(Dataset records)
• • • • • • •
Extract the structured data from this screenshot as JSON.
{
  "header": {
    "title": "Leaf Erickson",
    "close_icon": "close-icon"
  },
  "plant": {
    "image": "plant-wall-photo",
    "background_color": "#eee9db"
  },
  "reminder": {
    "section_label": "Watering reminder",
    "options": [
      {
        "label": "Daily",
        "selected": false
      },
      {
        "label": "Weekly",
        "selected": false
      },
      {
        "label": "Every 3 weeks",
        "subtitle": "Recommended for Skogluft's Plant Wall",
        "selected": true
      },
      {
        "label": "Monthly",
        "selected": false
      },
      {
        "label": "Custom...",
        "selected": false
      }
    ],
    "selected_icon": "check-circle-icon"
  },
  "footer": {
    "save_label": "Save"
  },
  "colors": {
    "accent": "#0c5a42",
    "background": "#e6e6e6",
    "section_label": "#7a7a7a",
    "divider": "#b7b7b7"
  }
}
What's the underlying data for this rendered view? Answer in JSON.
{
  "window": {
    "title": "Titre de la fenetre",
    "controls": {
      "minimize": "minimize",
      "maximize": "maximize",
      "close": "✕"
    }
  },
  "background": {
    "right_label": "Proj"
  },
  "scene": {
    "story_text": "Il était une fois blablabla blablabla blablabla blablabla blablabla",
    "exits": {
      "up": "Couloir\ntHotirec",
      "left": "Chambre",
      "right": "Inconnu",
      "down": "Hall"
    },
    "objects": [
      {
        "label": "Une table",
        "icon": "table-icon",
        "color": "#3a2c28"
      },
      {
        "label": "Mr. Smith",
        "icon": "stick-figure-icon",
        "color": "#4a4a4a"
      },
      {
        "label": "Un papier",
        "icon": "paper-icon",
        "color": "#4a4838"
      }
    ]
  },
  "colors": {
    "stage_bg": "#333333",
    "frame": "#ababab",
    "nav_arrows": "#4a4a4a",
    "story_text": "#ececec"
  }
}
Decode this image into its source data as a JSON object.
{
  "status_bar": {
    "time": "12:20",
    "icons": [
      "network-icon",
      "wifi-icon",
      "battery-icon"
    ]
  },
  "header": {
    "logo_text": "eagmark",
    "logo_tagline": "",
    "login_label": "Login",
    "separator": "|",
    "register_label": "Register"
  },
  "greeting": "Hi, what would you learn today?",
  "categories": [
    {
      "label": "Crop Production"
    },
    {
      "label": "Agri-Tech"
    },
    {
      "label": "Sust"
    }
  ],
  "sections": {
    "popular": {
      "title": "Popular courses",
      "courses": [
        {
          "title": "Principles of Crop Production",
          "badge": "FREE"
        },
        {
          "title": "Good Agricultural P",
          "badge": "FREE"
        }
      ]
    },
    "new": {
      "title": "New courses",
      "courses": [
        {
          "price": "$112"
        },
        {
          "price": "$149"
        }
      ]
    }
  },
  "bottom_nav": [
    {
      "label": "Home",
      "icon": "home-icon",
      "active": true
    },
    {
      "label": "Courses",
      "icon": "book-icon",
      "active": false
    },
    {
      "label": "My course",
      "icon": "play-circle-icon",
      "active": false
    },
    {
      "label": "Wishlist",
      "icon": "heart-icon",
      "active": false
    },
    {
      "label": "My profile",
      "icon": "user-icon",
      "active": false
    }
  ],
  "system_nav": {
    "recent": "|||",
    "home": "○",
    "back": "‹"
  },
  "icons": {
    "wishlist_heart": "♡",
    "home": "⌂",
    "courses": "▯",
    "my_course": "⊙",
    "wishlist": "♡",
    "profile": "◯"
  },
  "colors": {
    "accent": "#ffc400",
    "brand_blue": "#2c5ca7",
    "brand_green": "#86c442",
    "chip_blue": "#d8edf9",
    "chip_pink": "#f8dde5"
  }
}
• • • • • • •
* _WHAT YOU HAVE TO DO_
Which lines above hold the word "circle"? Copy each of them.

* _FULL RESPONSE_
    "selected_icon": "check-circle-icon"
      "icon": "play-circle-icon",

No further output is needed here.